>> START EXCERPTED RECORDS

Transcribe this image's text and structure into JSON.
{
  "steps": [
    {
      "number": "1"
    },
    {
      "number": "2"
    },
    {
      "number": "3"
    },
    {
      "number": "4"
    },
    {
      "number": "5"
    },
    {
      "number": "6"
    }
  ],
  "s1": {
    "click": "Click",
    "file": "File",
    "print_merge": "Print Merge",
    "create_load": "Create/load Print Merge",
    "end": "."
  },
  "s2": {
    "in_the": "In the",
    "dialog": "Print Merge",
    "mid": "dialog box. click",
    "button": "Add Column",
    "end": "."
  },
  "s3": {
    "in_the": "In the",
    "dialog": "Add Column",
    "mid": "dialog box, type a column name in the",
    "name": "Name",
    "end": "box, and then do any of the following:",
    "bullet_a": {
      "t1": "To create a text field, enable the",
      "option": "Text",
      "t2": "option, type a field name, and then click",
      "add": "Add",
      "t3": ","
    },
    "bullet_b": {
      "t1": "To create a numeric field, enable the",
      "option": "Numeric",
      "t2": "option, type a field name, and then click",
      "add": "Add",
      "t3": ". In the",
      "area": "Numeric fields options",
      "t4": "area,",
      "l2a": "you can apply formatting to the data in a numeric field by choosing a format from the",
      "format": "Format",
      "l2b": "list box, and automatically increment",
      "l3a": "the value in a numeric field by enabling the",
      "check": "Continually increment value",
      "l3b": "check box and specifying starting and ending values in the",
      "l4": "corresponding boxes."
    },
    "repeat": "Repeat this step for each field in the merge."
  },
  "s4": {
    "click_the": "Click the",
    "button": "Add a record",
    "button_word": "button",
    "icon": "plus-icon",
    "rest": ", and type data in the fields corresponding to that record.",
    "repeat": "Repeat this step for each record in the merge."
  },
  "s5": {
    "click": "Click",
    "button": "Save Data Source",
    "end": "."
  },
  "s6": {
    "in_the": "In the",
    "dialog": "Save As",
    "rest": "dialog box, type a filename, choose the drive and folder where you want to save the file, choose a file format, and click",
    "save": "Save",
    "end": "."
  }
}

>> END EXCERPTED RECORDS

EXERCISE DIRECTIONS: Reproduce the entries above in full, verbatim.

RESPONSE TO THIS EXERCISE:
Transcribe this image's text and structure into JSON.
{
  "steps": [
    {
      "number": "1"
    },
    {
      "number": "2"
    },
    {
      "number": "3"
    },
    {
      "number": "4"
    },
    {
      "number": "5"
    },
    {
      "number": "6"
    }
  ],
  "s1": {
    "click": "Click",
    "file": "File",
    "print_merge": "Print Merge",
    "create_load": "Create/load Print Merge",
    "end": "."
  },
  "s2": {
    "in_the": "In the",
    "dialog": "Print Merge",
    "mid": "dialog box. click",
    "button": "Add Column",
    "end": "."
  },
  "s3": {
    "in_the": "In the",
    "dialog": "Add Column",
    "mid": "dialog box, type a column name in the",
    "name": "Name",
    "end": "box, and then do any of the following:",
    "bullet_a": {
      "t1": "To create a text field, enable the",
      "option": "Text",
      "t2": "option, type a field name, and then click",
      "add": "Add",
      "t3": ","
    },
    "bullet_b": {
      "t1": "To create a numeric field, enable the",
      "option": "Numeric",
      "t2": "option, type a field name, and then click",
      "add": "Add",
      "t3": ". In the",
      "area": "Numeric fields options",
      "t4": "area,",
      "l2a": "you can apply formatting to the data in a numeric field by choosing a format from the",
      "format": "Format",
      "l2b": "list box, and automatically increment",
      "l3a": "the value in a numeric field by enabling the",
      "check": "Continually increment value",
      "l3b": "check box and specifying starting and ending values in the",
      "l4": "corresponding boxes."
    },
    "repeat": "Repeat this step for each field in the merge."
  },
  "s4": {
    "click_the": "Click the",
    "button": "Add a record",
    "button_word": "button",
    "icon": "plus-icon",
    "rest": ", and type data in the fields corresponding to that record.",
    "repeat": "Repeat this step for each record in the merge."
  },
  "s5": {
    "click": "Click",
    "button": "Save Data Source",
    "end": "."
  },
  "s6": {
    "in_the": "In the",
    "dialog": "Save As",
    "rest": "dialog box, type a filename, choose the drive and folder where you want to save the file, choose a file format, and click",
    "save": "Save",
    "end": "."
  }
}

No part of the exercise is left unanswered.